### Exercise description
Return all lines that include the string "client".

(Collection entries)
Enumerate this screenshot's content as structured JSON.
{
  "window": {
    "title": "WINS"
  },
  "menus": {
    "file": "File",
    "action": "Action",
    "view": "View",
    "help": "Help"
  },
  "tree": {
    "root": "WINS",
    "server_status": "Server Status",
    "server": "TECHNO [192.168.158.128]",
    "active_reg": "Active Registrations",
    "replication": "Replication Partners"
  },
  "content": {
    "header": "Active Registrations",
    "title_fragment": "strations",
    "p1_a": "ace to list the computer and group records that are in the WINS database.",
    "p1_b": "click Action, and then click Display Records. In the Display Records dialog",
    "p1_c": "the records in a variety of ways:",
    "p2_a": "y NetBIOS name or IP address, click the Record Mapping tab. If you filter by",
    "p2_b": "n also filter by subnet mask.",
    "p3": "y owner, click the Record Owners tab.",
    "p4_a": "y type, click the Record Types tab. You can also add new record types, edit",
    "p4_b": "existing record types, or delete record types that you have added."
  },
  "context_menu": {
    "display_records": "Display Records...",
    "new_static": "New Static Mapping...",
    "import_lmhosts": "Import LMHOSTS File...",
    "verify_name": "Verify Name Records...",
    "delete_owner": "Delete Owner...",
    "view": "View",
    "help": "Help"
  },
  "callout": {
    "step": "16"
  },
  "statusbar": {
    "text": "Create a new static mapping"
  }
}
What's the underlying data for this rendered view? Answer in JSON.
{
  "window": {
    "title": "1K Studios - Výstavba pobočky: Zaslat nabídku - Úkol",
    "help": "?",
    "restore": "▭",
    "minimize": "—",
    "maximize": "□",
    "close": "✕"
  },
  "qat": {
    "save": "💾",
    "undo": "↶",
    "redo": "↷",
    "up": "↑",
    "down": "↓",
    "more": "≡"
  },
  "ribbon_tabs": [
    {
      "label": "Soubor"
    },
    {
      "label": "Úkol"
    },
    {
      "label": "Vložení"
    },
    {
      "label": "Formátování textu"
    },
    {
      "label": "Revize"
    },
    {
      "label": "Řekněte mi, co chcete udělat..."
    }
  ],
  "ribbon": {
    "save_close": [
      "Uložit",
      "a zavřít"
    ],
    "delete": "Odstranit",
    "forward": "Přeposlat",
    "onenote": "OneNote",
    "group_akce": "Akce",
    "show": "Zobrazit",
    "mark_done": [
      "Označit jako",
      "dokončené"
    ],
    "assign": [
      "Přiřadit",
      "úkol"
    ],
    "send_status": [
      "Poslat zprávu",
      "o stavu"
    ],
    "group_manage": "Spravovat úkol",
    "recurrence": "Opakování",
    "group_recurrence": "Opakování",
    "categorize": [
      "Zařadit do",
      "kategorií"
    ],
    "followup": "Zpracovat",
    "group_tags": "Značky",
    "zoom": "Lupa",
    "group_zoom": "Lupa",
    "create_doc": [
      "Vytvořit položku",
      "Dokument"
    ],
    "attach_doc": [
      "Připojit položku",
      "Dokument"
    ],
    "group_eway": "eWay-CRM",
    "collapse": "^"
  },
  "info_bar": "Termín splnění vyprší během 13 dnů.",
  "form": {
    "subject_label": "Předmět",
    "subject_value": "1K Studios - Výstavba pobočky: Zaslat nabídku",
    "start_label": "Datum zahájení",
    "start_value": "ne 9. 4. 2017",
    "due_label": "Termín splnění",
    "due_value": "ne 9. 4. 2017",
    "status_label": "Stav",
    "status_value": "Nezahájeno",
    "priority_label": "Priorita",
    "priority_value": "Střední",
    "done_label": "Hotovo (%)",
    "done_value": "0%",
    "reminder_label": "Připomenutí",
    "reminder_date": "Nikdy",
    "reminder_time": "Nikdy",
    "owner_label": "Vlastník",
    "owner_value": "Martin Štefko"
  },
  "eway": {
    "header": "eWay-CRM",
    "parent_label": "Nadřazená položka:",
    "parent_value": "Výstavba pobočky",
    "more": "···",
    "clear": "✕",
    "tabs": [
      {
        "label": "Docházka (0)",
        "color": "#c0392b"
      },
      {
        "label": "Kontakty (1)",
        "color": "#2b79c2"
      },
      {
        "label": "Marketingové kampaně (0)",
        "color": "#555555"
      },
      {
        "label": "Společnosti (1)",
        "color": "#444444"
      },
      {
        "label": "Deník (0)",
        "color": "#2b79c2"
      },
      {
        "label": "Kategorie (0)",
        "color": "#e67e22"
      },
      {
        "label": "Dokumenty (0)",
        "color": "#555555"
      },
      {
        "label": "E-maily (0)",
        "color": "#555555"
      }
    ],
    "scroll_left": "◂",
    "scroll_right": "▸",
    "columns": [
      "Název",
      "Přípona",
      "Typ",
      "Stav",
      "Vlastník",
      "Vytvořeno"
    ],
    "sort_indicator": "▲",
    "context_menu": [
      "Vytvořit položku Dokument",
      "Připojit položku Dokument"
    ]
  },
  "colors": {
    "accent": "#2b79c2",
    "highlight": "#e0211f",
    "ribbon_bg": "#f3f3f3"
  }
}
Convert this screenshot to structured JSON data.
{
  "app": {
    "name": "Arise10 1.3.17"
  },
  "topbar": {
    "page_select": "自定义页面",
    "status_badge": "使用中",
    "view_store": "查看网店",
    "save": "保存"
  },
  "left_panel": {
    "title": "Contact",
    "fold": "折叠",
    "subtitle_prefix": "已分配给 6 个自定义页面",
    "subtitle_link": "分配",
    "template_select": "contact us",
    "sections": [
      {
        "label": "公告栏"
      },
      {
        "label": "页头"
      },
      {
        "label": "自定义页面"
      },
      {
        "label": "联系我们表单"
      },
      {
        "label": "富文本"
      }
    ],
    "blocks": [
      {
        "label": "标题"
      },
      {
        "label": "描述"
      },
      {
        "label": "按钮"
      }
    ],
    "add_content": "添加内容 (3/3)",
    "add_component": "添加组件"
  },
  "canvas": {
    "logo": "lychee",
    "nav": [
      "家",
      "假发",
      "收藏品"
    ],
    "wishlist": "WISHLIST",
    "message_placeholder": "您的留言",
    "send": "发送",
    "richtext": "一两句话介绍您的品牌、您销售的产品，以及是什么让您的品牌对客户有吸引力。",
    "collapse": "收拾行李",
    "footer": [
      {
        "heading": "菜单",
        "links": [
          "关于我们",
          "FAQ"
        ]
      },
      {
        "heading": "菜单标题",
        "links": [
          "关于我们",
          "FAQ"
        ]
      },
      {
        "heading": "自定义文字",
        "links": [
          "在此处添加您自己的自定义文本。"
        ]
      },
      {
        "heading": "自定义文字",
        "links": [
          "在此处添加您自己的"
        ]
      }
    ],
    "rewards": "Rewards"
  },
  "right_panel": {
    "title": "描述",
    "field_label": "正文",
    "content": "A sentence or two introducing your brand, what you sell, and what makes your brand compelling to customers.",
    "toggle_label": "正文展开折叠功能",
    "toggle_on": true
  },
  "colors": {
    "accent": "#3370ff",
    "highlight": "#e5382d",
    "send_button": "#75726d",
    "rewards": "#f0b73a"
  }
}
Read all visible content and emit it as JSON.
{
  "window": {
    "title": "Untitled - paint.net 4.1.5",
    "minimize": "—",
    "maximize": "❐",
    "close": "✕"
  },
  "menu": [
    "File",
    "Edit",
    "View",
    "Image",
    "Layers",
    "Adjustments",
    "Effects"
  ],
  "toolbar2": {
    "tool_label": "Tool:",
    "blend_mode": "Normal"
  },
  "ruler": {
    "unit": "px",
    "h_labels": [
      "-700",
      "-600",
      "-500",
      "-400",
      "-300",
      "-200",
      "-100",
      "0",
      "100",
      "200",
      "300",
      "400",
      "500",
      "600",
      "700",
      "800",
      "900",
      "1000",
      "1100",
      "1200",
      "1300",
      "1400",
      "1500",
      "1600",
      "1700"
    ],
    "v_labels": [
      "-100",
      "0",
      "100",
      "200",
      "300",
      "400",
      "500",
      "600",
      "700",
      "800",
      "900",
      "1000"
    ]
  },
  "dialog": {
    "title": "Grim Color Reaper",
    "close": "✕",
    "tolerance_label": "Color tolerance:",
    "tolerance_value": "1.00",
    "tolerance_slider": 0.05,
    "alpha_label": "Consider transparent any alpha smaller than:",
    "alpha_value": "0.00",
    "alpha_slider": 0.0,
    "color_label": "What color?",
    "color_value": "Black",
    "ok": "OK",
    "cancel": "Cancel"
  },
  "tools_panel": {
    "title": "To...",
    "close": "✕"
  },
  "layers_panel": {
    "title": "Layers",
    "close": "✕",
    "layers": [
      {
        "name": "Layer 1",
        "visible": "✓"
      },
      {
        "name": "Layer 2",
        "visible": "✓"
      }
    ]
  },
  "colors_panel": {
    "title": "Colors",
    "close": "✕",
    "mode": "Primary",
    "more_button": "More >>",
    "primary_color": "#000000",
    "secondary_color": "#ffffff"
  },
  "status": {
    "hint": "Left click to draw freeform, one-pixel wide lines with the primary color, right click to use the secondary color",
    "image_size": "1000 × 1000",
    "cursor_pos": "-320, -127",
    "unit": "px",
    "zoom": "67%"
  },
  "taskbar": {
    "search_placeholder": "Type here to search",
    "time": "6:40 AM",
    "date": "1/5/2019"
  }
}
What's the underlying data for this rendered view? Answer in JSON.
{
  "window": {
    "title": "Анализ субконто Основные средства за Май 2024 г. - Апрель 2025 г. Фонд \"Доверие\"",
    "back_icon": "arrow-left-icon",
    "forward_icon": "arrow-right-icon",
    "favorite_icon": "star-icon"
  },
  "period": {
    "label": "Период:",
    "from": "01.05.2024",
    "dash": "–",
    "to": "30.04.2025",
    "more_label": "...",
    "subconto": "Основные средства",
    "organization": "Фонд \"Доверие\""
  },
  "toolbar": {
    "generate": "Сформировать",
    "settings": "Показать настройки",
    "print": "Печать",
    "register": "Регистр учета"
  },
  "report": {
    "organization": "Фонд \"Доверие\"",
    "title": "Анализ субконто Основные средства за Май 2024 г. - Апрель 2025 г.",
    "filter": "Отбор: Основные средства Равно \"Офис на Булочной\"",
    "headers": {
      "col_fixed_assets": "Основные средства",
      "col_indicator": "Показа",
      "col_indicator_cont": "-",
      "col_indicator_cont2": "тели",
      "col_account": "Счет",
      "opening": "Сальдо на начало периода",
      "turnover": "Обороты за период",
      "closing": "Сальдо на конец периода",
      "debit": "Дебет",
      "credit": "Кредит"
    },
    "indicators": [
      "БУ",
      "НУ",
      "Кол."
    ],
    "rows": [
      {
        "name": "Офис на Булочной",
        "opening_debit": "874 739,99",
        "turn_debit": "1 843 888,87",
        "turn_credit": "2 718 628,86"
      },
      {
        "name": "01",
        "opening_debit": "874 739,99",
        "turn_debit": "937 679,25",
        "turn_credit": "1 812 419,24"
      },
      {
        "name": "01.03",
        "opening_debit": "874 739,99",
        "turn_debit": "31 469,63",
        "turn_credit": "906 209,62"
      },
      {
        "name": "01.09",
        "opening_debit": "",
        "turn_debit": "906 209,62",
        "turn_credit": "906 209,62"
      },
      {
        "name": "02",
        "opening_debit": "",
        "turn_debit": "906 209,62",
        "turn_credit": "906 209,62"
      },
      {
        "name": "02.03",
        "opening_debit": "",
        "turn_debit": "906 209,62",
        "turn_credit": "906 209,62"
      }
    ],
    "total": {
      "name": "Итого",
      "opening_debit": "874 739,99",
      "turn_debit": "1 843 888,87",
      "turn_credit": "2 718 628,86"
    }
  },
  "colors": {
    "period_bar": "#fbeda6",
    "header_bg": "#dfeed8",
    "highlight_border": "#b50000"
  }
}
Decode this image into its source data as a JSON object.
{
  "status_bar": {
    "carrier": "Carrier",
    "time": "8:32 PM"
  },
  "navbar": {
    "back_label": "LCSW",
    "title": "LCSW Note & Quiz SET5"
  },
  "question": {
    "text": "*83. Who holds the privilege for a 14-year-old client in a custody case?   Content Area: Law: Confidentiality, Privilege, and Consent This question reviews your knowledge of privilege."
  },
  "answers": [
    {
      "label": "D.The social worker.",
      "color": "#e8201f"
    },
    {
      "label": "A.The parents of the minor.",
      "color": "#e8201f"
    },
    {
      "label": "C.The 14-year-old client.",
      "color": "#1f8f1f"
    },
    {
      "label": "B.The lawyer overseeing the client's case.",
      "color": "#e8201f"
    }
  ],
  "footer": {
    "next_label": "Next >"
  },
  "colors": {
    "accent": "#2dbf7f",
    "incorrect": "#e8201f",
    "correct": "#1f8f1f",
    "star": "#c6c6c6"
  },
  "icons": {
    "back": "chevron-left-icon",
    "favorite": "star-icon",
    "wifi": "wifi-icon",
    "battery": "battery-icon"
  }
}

### Task solution
    "text": "*83. Who holds the privilege for a 14-year-old client in a custody case?   Content Area: Law: Confidentiality, Privilege, and Consent This question reviews your knowledge of privilege."
      "label": "C.The 14-year-old client.",
      "label": "B.The lawyer overseeing the client's case.",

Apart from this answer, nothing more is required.